**Tasks for this exercise**:
1. According to the CKAP2L figure legend, which assay was used to determine the rate of cell apoptosis?
2. Retype the CKAP2L figure legend from "CKAP2L expression positively" up to and including "mean ± SD (n = 3).".

**Excerpt**:

CKAP2L expression positively correlates with the malignant proliferation of ESCC cells in vivo. (a) Effect of subcutaneous injection of KYSE150 and Eca109 cells transfected with shCKAP2L or CKAP2L-OE on the tumor growth (n = 4). (b) The mean of tumor diameters for every week is presented by ANOVA. (c) Quantitative analysis of tumor weight by student’s t-test. (d) Immunostaining analysis was performed to measure the positive rate of Ki67 in xenograft tissues. (e) TUNEL assay was performed to determine the rate of cell apoptosis. by student’s t-test. The data were expressed as mean ± SD (n = 3).

[Page segmentation data]

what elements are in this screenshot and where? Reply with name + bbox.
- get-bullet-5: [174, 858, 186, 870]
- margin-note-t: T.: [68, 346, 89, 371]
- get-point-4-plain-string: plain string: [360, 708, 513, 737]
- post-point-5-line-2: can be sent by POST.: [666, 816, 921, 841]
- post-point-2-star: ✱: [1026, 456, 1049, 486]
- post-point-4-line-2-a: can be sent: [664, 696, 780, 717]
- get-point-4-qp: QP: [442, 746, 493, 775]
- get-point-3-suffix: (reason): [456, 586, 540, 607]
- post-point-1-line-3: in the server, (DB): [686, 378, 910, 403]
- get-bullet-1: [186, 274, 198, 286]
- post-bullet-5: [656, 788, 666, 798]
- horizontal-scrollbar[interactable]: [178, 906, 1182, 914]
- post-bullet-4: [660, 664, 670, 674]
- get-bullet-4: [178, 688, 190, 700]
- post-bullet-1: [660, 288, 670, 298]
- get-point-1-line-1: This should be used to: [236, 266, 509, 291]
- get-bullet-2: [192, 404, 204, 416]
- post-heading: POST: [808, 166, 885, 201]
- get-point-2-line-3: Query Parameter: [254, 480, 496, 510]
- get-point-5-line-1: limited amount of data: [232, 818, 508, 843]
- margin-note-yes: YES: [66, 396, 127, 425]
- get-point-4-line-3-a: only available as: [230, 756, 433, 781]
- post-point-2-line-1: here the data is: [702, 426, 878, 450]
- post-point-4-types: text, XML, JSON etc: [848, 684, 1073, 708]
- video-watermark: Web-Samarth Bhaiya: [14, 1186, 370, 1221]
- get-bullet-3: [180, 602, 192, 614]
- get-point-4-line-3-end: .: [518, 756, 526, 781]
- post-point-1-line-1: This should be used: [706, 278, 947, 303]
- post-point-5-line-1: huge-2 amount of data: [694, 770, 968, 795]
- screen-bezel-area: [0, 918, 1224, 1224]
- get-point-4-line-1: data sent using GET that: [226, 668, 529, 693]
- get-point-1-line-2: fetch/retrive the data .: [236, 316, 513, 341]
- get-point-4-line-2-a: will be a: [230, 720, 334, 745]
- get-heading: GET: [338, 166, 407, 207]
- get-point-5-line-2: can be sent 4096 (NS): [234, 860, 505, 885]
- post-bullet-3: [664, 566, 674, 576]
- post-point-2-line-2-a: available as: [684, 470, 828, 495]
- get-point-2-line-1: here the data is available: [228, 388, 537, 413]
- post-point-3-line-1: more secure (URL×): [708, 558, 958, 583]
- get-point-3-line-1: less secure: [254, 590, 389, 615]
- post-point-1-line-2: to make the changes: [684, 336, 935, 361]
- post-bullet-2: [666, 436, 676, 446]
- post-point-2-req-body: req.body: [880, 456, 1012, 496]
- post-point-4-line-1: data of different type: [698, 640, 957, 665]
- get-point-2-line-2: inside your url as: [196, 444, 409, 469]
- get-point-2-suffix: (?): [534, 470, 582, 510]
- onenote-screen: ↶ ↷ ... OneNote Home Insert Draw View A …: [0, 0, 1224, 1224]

**Numbered responses**:
1. A TUNEL assay.

2.
CKAP2L expression positively correlates with the malignant proliferation of ESCC cells in vivo. (a) Effect of subcutaneous injection of KYSE150 and Eca109 cells transfected with shCKAP2L or CKAP2L-OE on the tumor growth (n = 4). (b) The mean of tumor diameters for every week is presented by ANOVA. (c) Quantitative analysis of tumor weight by student’s t-test. (d) Immunostaining analysis was performed to measure the positive rate of Ki67 in xenograft tissues. (e) TUNEL assay was performed to determine the rate of cell apoptosis. by student’s t-test. The data were expressed as mean ± SD (n = 3).